*Persyaratan*.
Lanjutkan artikel berita tentang isu 'Jenderal Kardus' dan elektabilitas Prabowo dengan menulis bagian berikutnya setelah kalimat terakhir yang tercantum.

*Teks Pilihan*.
-=-=-

Kamis 09 Aug 2018 11:15 WIB

Isu 'Jenderal Kardus' Bisa Turunkan Elektabilitas Prabowo

Andi Arief menyebut Sandiaga membayar Rp 500 miliar agar menjadi cawapres Prabowo.

Rep: Dedy Darmawan Nasution, Umar Mukhtar/ Red: Andri Saubani
Ketua umum Partai Gerindra, Prabowo Subianto.
Foto: Republika/Iman Firmansyah
Ketua umum Partai Gerindra, Prabowo Subianto.

REPUBLIKA.CO.ID, JAKARTA – Perpolitikan Tanah Air kembali gaduh setelah Wakil Sekretaris Jenderal Partai Demokrat Andi Arief menyebut Prabowo Subainto dengan sebutan ‘Jenderal Kardus’. Pengamat Politik Hendri Satrio menyatakan, pertanyataan tersebut bakal berdampak negatif bagi diri Prabowo dan empat partai koalisi Prabowo.

“Jelas bisa (menurunkan elektabilitas). Ini membuktikan bahwa mereka koalisi adalah tim yang tidak solid,” kata Hendri kepada Republika.co.id, Kamis (9/8).

Pendiri Lembaga Survei Kelompok Diskusi dan Kajian Opini Publik Indonesia (KedaiKOPI) itu menilai, kalaupun nantinya Partai Demokrat kembali ‘berdamai’ dengan Prabowo dan Partai Gerindra, hal itu akan menjadi cibiran. Sebab, drama politik yang terjadi pada Rabu (8/8) malam sangat mencerminkan koalisi Prabowo sama sekali tidak memikirkan rakyat.

“Sudah seperti itu berarti tidak ada memikirkan rakyat. Utak-atik pasangan yang bisa membuat menang, lalu ada yang bayar supaya bisa jadi cawapres. Ini membuat kita miris,” ujarnya.

-=-=-

*Catatan kotak elemen*.

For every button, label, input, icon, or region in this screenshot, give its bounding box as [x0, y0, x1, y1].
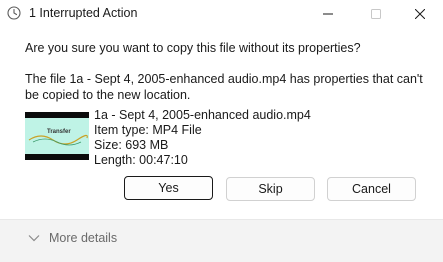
thumbnail-text: Transfer [47, 129, 71, 135]
file-type: Item type: MP4 File [94, 123, 202, 137]
yes-button[interactable]: Yes [124, 176, 213, 200]
dialog-message: The file 1a - Sept 4, 2005-enhanced audi… [25, 72, 423, 102]
cancel-button[interactable]: Cancel [327, 177, 416, 201]
dialog-question: Are you sure you want to copy this file … [25, 41, 361, 55]
more-details-label: More details [49, 231, 118, 245]
file-size: Size: 693 MB [94, 138, 169, 152]
minimize-button[interactable] [305, 0, 351, 28]
skip-button[interactable]: Skip [226, 177, 315, 201]
file-info: 1a - Sept 4, 2005-enhanced audio.mp4 Ite… [94, 108, 311, 168]
file-name: 1a - Sept 4, 2005-enhanced audio.mp4 [94, 108, 311, 122]
thumbnail-graphic: Transfer [28, 129, 88, 146]
maximize-icon [371, 9, 381, 19]
close-button[interactable] [397, 0, 443, 28]
window-title: 1 Interrupted Action [29, 6, 138, 20]
close-icon [415, 9, 425, 19]
chevron-down-icon [28, 235, 40, 242]
minimize-icon [323, 13, 333, 15]
clock-icon [7, 6, 21, 20]
thumbnail-image: Transfer [25, 118, 89, 154]
more-details-toggle[interactable]: More details [28, 231, 117, 245]
title-bar: 1 Interrupted Action [0, 0, 443, 28]
file-thumbnail: Transfer [25, 112, 89, 160]
file-length: Length: 00:47:10 [94, 153, 188, 167]
dialog-footer: More details [0, 219, 443, 262]
maximize-button[interactable] [353, 0, 399, 28]
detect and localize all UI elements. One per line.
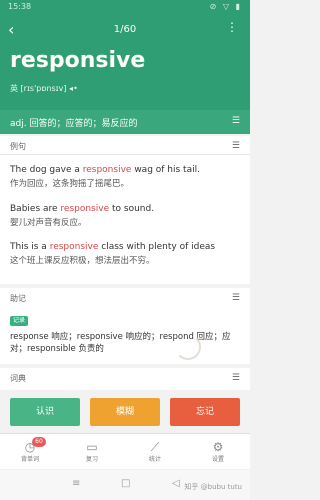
example-keyword: responsive	[60, 204, 110, 214]
dictionary-card: 词典 ☰	[0, 368, 250, 390]
tab-review[interactable]: ▭ 复习	[72, 440, 112, 463]
menu-key-icon[interactable]: ≡	[72, 478, 80, 489]
example-sentence-3: This is a responsive class with plenty o…	[10, 242, 216, 252]
example-sentence-1: The dog gave a responsive wag of his tai…	[10, 165, 200, 175]
vague-button[interactable]: 模糊	[90, 398, 160, 426]
word-counter: 1/60	[113, 24, 137, 35]
know-button[interactable]: 认识	[10, 398, 80, 426]
example-keyword: responsive	[82, 165, 132, 175]
example-sentence-2: Babies are responsive to sound.	[10, 204, 155, 214]
example-keyword: responsive	[49, 242, 99, 252]
status-time: 15:38	[8, 2, 32, 11]
example-translation-2: 婴儿对声音有反应。	[10, 218, 87, 228]
mnemonic-menu-icon[interactable]: ☰	[232, 293, 240, 303]
dictionary-menu-icon[interactable]: ☰	[232, 373, 240, 383]
gear-icon: ⚙	[212, 440, 224, 454]
book-icon: ▭	[86, 440, 98, 454]
definition-bar[interactable]: adj. 回答的；应答的；易反应的 ☰	[0, 110, 250, 134]
forget-button[interactable]: 忘记	[170, 398, 240, 426]
task-count-badge: 60	[32, 437, 46, 447]
dictionary-title: 词典	[10, 374, 26, 383]
word-title: responsive	[10, 48, 146, 73]
status-icons: ⊘ ▽ ▮	[209, 2, 242, 11]
loading-spinner-icon	[175, 334, 201, 360]
divider	[0, 154, 250, 155]
home-key-icon[interactable]: □	[121, 478, 130, 489]
mnemonic-tag: 记录	[10, 316, 29, 326]
word-header: 15:38 ⊘ ▽ ▮ ‹ 1/60 ⋮ responsive 英 [rɪs'p…	[0, 0, 250, 110]
examples-title: 例句	[10, 142, 26, 151]
definition-menu-icon[interactable]: ☰	[232, 116, 240, 126]
definition-text: adj. 回答的；应答的；易反应的	[10, 119, 138, 129]
tab-stats[interactable]: ⟋ 统计	[135, 440, 175, 463]
phonetic-audio[interactable]: 英 [rɪs'pɒnsɪv] ◂•	[10, 83, 78, 94]
status-bar: 15:38 ⊘ ▽ ▮	[0, 0, 250, 14]
tab-settings[interactable]: ⚙ 设置	[198, 440, 238, 463]
more-icon[interactable]: ⋮	[226, 20, 238, 34]
watermark: 知乎 @bubu tutu	[184, 483, 242, 491]
mnemonic-title: 助记	[10, 294, 26, 303]
back-key-icon[interactable]: ◁	[172, 478, 180, 489]
mnemonic-text: response 响应；responsive 响应的；respond 回应；应对…	[10, 332, 231, 354]
examples-menu-icon[interactable]: ☰	[232, 141, 240, 151]
example-translation-1: 作为回应，这条狗摇了摇尾巴。	[10, 179, 130, 189]
chart-icon: ⟋	[150, 440, 160, 454]
top-nav: ‹ 1/60 ⋮	[0, 18, 250, 42]
bottom-tab-bar: ◷ 60 背单词 ▭ 复习 ⟋ 统计 ⚙ 设置	[0, 433, 250, 469]
tab-learn[interactable]: ◷ 60 背单词	[10, 437, 50, 463]
mnemonic-card: 助记 ☰ 记录 response 响应；responsive 响应的；respo…	[0, 288, 250, 364]
example-translation-3: 这个班上课反应积极，想法层出不穷。	[10, 256, 155, 266]
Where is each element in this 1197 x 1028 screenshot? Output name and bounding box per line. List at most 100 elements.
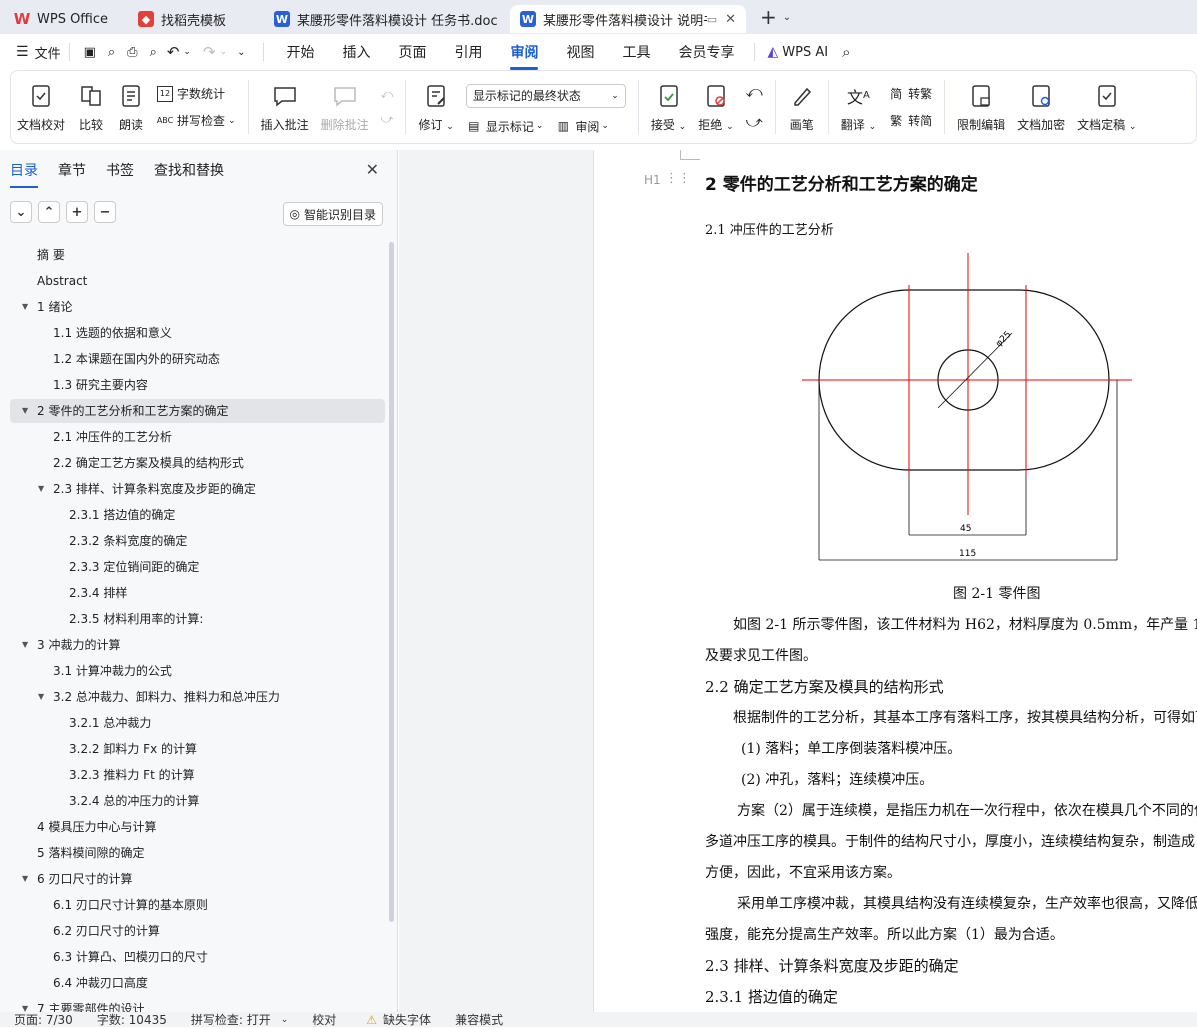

-=-=-

*Hasil Tugas*.
Sejak awal Partai Demokrat bergabung dengan koalisi Prabowo, Ketua Umum Demokrat Susilo Bambang Yudhoyono (SBY) telah menyatakan tidak memaksakan kader Demokrat menjadi calon wakil presiden (cawapres). Prabowo sebagai calon presiden (capres) diperkenankan untuk menentukan sendiri.

Namun, pernyataan Andi Arief yang seolah marah, membuat orang bertanya-tanya. “Ini malah membuka bab baru. Sebenarnya bagaimana sih perjanjiannya sampai marah-marah begitu?” tutur Hendri.

Ia menambahkan, publik pun akan menilai pernyataan SBY sebelumnya hanya sebatas pencitraan. Di balik itu, ada tujuan lain untuk menjadikan AHY menjadikan sebagai cawapres Prabowo.

Seperti diketahui, dalam cicitan di akun media sosial Twitter, Andi menyebut Prabowo sebagai 'Jenderal Kardus' karena lebih menghargai uang ketimbang perjuangan. Uang yang dia maksud yakni dari Sandiaga Uno. Sandi Uno disebut-sebut membayar PAN dan PKS masing-masing Rp 500 miliar agar bisa menjadi cawapres Prabowo.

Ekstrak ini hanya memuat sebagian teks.